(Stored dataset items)
++++++++++++++++++++

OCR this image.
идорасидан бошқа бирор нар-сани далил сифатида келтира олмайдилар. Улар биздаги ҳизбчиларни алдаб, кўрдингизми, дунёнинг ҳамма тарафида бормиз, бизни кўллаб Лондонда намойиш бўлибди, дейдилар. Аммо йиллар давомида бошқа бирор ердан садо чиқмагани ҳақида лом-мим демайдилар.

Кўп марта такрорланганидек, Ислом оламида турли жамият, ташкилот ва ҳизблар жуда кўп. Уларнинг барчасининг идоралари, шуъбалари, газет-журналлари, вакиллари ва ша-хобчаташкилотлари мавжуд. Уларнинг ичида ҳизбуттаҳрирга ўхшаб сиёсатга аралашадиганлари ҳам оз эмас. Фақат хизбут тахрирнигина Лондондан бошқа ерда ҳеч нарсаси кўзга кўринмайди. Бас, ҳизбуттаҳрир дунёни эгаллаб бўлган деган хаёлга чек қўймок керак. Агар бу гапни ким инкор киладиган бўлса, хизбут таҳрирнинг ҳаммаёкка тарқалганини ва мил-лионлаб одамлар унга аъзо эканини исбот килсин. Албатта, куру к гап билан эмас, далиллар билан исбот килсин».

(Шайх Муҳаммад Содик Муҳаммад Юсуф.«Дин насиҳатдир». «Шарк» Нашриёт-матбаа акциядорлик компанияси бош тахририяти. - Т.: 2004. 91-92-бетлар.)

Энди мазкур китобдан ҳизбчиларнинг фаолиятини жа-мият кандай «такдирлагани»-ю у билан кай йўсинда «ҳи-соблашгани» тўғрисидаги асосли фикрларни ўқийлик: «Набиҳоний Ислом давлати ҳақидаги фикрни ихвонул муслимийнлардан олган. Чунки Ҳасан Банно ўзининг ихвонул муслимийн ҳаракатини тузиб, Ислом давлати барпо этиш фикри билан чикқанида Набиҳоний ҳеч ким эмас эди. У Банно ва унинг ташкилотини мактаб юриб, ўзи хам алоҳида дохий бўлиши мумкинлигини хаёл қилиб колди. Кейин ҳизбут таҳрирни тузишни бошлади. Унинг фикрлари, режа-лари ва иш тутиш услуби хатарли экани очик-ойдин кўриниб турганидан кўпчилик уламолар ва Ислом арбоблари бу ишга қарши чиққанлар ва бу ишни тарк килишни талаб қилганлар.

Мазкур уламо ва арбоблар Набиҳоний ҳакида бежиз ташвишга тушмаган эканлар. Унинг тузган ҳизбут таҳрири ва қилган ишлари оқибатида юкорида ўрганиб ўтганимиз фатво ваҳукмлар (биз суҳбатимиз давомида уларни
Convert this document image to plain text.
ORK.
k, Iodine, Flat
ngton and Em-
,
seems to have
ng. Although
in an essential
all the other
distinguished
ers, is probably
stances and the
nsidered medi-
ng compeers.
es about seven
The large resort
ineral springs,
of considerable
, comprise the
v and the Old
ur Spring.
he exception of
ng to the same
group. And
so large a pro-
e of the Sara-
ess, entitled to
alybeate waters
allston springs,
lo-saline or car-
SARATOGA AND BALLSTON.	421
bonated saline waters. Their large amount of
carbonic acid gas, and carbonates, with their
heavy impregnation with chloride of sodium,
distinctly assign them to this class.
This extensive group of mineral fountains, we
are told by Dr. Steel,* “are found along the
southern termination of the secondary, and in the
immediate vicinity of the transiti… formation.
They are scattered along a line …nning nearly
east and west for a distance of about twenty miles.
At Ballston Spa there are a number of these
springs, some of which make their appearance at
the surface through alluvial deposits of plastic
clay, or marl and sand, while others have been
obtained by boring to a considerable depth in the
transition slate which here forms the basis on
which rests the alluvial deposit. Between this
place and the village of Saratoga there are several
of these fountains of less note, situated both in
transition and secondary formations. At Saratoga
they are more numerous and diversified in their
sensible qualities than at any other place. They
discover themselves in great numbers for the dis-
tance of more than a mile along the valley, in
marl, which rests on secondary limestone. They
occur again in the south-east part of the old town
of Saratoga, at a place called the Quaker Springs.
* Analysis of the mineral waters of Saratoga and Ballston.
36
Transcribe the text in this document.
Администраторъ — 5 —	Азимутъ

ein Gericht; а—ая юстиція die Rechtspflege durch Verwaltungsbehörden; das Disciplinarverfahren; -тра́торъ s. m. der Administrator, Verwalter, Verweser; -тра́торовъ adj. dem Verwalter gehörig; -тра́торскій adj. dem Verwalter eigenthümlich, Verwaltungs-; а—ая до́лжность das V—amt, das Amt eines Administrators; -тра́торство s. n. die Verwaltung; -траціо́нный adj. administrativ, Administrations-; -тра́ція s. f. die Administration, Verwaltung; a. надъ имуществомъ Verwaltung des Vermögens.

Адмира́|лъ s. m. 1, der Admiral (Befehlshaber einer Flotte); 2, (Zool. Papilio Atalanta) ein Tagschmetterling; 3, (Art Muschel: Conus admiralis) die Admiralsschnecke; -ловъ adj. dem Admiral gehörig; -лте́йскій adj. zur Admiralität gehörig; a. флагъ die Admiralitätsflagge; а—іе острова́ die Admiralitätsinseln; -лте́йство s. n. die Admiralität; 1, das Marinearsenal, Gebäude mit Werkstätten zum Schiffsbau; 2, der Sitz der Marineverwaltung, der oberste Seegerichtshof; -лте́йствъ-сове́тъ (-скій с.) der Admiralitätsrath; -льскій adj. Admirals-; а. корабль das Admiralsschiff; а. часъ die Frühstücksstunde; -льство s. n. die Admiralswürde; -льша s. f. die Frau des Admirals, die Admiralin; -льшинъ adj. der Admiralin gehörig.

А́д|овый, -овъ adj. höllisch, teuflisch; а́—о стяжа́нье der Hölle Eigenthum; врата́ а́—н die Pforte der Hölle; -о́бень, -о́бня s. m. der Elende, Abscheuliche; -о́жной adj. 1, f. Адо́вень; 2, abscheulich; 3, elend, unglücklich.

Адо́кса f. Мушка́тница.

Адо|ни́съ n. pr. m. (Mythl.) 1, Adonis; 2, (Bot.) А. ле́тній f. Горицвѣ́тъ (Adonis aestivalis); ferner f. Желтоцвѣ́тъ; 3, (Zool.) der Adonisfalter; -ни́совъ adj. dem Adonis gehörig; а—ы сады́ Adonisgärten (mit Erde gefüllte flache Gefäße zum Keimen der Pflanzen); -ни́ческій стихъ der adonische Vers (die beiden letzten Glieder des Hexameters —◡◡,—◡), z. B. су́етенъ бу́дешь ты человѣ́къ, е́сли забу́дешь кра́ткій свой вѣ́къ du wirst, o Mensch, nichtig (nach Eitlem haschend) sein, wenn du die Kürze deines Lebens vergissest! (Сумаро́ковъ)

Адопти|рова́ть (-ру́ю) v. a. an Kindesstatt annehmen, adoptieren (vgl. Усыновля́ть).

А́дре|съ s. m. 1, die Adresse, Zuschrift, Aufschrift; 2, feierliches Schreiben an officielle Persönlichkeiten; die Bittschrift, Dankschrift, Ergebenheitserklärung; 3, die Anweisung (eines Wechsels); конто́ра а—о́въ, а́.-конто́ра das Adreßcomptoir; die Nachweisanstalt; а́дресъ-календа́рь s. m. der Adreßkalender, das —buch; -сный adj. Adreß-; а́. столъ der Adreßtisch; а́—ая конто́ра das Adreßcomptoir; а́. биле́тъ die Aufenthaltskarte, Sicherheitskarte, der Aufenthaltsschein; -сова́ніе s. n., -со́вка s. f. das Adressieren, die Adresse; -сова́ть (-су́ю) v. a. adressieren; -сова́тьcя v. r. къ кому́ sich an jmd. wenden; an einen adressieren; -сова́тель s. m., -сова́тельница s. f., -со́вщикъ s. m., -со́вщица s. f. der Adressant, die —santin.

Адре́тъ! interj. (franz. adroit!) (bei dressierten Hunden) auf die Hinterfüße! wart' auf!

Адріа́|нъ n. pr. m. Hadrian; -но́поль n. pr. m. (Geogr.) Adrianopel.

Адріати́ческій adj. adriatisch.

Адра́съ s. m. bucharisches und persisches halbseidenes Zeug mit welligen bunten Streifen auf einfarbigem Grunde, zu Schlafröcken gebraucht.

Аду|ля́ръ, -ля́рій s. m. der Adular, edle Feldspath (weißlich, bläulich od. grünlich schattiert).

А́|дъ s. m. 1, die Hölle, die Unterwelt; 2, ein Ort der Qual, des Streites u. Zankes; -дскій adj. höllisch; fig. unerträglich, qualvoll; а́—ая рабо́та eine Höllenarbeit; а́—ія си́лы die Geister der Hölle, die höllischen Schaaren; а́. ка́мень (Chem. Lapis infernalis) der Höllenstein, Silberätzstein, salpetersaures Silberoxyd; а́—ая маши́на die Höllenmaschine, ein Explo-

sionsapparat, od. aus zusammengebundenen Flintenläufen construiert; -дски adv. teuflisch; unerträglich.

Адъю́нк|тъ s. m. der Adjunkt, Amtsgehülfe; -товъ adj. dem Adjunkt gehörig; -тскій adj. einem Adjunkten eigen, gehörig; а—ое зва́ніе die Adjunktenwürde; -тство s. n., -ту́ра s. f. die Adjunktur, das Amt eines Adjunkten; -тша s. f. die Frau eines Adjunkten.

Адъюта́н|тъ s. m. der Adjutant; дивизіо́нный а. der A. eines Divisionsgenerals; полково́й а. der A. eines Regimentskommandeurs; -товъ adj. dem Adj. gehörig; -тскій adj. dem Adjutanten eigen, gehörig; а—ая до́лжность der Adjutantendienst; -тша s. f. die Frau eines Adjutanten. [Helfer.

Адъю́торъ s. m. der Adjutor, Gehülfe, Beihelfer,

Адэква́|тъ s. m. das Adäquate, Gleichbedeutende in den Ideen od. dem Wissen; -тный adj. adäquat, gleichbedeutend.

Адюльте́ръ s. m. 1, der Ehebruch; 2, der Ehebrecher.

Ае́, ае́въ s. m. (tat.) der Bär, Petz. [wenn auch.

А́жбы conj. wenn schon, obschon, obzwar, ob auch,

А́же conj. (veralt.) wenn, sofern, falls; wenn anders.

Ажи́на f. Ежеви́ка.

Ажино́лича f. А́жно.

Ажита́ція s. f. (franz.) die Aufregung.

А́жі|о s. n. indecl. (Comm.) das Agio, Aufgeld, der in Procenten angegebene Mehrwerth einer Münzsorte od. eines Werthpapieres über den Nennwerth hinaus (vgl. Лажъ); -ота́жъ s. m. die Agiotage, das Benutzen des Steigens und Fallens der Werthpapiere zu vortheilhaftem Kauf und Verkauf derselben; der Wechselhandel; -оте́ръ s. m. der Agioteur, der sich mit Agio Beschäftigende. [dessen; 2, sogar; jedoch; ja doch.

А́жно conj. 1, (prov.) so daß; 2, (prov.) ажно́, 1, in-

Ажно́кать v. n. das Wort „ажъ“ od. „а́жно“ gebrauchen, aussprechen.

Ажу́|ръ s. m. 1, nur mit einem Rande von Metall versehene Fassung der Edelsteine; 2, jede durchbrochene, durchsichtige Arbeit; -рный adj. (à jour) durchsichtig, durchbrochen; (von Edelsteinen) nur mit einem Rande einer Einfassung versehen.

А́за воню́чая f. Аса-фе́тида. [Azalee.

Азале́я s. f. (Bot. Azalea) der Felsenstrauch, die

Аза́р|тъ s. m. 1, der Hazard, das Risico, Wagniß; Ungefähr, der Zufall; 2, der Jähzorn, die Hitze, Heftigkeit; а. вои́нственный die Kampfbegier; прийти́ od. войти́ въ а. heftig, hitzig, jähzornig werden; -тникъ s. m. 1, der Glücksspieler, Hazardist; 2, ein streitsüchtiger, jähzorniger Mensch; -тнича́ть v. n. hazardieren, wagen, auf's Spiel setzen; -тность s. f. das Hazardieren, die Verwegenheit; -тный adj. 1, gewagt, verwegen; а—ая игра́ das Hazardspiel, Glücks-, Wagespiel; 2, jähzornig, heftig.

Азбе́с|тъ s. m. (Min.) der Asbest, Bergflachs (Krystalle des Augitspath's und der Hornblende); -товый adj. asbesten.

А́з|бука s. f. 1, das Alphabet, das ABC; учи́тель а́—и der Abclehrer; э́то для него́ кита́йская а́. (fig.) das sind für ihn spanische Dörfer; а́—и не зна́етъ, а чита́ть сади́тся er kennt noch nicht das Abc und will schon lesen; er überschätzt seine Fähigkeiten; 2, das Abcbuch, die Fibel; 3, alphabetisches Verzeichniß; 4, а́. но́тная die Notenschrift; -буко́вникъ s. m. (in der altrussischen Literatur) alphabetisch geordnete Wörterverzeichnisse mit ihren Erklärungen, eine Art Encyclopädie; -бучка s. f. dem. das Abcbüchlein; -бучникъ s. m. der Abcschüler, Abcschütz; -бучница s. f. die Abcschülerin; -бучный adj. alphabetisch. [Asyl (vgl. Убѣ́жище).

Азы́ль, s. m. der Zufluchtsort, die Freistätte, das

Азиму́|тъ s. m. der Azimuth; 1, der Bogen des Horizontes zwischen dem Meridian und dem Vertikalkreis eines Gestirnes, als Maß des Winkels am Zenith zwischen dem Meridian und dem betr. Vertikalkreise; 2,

++++++++++++++++++++

Each line that holds the word "тскій" should be extracted from the records.

Адъю́нк|тъ s. m. der Adjunkt, Amtsgehülfe; -товъ adj. dem Adjunkt gehörig; -тскій adj. einem Adjunkten eigen, gehörig; а—ое зва́ніе die Adjunktenwürde; -тство s. n., -ту́ра s. f. die Adjunktur, das Amt eines Adjunkten; -тша s. f. die Frau eines Adjunkten.
Адъюта́н|тъ s. m. der Adjutant; дивизіо́нный а. der A. eines Divisionsgenerals; полково́й а. der A. eines Regimentskommandeurs; -товъ adj. dem Adj. gehörig; -тскій adj. dem Adjutanten eigen, gehörig; а—ая до́лжность der Adjutantendienst; -тша s. f. die Frau eines Adjutanten. [Helfer.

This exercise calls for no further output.